:: Excerpted records
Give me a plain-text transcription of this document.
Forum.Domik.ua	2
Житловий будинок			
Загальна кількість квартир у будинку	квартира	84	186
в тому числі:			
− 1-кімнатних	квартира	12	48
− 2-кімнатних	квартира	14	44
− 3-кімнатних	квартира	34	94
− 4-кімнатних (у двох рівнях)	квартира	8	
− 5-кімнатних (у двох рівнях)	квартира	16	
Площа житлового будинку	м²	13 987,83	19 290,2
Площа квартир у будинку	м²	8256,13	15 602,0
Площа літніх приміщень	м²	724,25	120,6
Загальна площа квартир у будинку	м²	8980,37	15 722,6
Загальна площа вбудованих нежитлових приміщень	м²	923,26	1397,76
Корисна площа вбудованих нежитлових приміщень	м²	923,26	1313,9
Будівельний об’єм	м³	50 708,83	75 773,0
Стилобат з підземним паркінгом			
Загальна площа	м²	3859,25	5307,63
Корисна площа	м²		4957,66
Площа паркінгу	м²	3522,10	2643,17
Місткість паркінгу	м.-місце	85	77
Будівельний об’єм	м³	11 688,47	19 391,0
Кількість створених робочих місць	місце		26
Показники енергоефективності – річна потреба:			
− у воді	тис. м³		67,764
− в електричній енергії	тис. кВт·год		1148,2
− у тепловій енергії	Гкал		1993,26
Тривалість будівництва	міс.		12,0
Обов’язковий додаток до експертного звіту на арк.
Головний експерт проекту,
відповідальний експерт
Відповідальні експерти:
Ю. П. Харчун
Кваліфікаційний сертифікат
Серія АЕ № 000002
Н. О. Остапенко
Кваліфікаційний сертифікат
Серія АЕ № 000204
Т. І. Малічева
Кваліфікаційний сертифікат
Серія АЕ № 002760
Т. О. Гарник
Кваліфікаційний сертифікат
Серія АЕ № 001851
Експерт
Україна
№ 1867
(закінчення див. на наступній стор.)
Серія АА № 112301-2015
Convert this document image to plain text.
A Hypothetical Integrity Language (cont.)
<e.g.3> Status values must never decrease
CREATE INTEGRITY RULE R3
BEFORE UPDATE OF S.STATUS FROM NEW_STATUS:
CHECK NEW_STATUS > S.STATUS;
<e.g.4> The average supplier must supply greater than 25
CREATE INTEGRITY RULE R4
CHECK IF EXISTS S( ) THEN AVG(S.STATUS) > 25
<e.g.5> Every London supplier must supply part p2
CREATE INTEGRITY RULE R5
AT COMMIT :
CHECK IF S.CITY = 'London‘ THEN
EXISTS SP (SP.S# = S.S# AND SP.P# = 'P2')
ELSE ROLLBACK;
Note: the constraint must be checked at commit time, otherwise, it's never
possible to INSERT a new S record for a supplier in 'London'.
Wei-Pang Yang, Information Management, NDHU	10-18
::::
• Goal
Pick out the lines containing the word "енергії" and show them.

• Full output
− в електричній енергії	тис. кВт·год		1148,2
− у тепловій енергії	Гкал		1993,26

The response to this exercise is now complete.